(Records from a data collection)
▽

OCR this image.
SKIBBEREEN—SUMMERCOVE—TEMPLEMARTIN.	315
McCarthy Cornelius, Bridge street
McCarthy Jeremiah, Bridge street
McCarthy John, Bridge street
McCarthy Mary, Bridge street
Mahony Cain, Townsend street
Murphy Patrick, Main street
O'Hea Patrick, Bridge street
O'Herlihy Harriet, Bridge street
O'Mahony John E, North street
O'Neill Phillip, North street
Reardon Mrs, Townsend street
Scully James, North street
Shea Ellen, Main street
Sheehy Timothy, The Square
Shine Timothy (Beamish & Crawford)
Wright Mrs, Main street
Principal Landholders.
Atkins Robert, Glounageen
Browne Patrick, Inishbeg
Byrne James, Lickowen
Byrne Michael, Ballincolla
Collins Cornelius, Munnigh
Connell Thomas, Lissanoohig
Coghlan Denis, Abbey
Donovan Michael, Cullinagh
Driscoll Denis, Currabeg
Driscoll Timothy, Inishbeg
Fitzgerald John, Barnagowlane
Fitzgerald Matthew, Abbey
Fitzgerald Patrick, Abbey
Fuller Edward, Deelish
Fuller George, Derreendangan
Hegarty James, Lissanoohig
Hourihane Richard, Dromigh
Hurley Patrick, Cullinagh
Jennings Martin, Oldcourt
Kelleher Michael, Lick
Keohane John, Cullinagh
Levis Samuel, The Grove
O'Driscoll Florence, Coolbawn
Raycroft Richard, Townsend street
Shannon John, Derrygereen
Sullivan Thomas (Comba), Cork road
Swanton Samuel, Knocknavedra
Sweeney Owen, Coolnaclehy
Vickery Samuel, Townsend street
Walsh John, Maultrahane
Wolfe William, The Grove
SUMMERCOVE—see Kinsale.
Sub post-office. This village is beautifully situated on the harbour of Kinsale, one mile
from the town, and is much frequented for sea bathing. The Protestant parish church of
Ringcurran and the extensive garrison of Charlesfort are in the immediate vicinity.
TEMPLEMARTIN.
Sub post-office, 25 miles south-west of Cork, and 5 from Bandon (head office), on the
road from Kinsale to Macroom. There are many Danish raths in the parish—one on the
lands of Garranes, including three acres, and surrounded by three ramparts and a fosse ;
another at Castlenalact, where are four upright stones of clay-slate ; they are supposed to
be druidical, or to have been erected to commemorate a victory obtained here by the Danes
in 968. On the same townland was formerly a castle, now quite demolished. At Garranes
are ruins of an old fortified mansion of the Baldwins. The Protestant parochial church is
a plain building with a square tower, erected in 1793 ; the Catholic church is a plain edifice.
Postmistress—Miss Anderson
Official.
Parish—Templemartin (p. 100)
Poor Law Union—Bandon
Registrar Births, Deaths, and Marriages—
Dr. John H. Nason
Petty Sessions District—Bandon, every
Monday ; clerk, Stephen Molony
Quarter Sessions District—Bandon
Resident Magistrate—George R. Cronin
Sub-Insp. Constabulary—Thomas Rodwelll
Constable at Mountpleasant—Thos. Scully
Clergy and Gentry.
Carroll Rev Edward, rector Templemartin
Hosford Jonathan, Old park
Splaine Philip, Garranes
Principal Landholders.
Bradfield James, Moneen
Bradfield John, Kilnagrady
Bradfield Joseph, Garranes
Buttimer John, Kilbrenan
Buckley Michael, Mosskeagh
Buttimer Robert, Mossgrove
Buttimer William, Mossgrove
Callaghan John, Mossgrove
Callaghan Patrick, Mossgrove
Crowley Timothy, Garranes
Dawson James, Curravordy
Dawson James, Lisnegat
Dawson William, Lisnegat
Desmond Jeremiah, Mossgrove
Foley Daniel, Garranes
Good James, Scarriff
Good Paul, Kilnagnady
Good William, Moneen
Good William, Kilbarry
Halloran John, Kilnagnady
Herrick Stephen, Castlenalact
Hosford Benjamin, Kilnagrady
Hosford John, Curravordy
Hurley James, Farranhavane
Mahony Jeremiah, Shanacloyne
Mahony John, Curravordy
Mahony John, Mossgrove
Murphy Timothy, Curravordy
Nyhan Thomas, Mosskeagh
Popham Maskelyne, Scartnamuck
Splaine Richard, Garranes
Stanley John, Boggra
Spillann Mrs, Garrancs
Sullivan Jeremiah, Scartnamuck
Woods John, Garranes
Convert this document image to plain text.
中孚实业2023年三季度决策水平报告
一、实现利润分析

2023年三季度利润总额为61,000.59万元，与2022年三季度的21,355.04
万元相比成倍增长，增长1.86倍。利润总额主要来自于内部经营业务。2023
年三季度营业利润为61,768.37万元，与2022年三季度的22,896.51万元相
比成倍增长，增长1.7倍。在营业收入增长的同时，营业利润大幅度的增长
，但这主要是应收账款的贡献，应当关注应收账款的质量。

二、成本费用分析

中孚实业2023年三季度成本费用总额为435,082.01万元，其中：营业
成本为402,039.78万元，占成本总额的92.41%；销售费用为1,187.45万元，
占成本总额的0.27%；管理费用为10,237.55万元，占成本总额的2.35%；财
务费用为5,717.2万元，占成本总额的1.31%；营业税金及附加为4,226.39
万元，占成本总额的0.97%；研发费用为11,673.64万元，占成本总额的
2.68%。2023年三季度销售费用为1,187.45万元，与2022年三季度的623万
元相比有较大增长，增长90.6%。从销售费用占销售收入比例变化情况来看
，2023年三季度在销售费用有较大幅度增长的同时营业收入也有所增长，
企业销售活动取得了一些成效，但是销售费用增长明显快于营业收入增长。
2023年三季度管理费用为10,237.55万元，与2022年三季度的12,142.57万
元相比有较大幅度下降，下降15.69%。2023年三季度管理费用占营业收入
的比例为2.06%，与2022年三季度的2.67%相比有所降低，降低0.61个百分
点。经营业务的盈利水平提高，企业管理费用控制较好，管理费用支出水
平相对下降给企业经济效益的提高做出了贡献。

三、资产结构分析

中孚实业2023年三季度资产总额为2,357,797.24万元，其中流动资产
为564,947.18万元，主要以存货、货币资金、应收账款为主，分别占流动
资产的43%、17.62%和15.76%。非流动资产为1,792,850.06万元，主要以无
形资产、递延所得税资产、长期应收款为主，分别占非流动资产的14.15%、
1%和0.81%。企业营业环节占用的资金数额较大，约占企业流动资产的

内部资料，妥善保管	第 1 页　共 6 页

△

**What is being asked:**
Each line that has the word "Bradfield" should be copied.

**Correct response:**
Bradfield James, Moneen
Bradfield John, Kilnagrady
Bradfield Joseph, Garranes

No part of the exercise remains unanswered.